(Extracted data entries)

=====

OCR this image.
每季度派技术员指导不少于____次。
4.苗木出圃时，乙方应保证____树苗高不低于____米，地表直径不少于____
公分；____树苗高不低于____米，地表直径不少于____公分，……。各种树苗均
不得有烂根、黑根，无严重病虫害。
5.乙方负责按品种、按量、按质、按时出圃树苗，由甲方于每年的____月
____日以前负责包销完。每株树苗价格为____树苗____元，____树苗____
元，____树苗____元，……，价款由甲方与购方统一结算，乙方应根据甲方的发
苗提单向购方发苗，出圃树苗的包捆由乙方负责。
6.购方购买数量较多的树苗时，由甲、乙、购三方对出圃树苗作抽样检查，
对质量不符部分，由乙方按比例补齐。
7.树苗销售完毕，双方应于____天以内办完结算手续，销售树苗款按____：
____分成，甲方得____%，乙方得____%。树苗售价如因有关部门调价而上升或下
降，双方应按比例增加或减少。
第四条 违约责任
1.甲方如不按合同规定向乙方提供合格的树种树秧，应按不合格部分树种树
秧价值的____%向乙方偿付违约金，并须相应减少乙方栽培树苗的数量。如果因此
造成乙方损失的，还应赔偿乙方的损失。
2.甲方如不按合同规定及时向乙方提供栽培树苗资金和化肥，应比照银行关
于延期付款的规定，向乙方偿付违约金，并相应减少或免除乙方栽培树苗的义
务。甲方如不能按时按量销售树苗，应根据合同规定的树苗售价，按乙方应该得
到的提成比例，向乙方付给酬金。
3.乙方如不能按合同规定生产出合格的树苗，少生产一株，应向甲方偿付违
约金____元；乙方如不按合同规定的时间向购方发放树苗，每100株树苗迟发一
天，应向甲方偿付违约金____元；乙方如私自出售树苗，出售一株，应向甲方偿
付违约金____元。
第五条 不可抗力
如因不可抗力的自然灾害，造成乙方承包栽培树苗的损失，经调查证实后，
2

=====

> WHAT IS REQUIRED
Restate each entry exactly, skipping none.

> WRITTEN SOLUTION
OCR this image.
每季度派技术员指导不少于____次。
4.苗木出圃时，乙方应保证____树苗高不低于____米，地表直径不少于____
公分；____树苗高不低于____米，地表直径不少于____公分，……。各种树苗均
不得有烂根、黑根，无严重病虫害。
5.乙方负责按品种、按量、按质、按时出圃树苗，由甲方于每年的____月
____日以前负责包销完。每株树苗价格为____树苗____元，____树苗____
元，____树苗____元，……，价款由甲方与购方统一结算，乙方应根据甲方的发
苗提单向购方发苗，出圃树苗的包捆由乙方负责。
6.购方购买数量较多的树苗时，由甲、乙、购三方对出圃树苗作抽样检查，
对质量不符部分，由乙方按比例补齐。
7.树苗销售完毕，双方应于____天以内办完结算手续，销售树苗款按____：
____分成，甲方得____%，乙方得____%。树苗售价如因有关部门调价而上升或下
降，双方应按比例增加或减少。
第四条 违约责任
1.甲方如不按合同规定向乙方提供合格的树种树秧，应按不合格部分树种树
秧价值的____%向乙方偿付违约金，并须相应减少乙方栽培树苗的数量。如果因此
造成乙方损失的，还应赔偿乙方的损失。
2.甲方如不按合同规定及时向乙方提供栽培树苗资金和化肥，应比照银行关
于延期付款的规定，向乙方偿付违约金，并相应减少或免除乙方栽培树苗的义
务。甲方如不能按时按量销售树苗，应根据合同规定的树苗售价，按乙方应该得
到的提成比例，向乙方付给酬金。
3.乙方如不能按合同规定生产出合格的树苗，少生产一株，应向甲方偿付违
约金____元；乙方如不按合同规定的时间向购方发放树苗，每100株树苗迟发一
天，应向甲方偿付违约金____元；乙方如私自出售树苗，出售一株，应向甲方偿
付违约金____元。
第五条 不可抗力
如因不可抗力的自然灾害，造成乙方承包栽培树苗的损失，经调查证实后，
2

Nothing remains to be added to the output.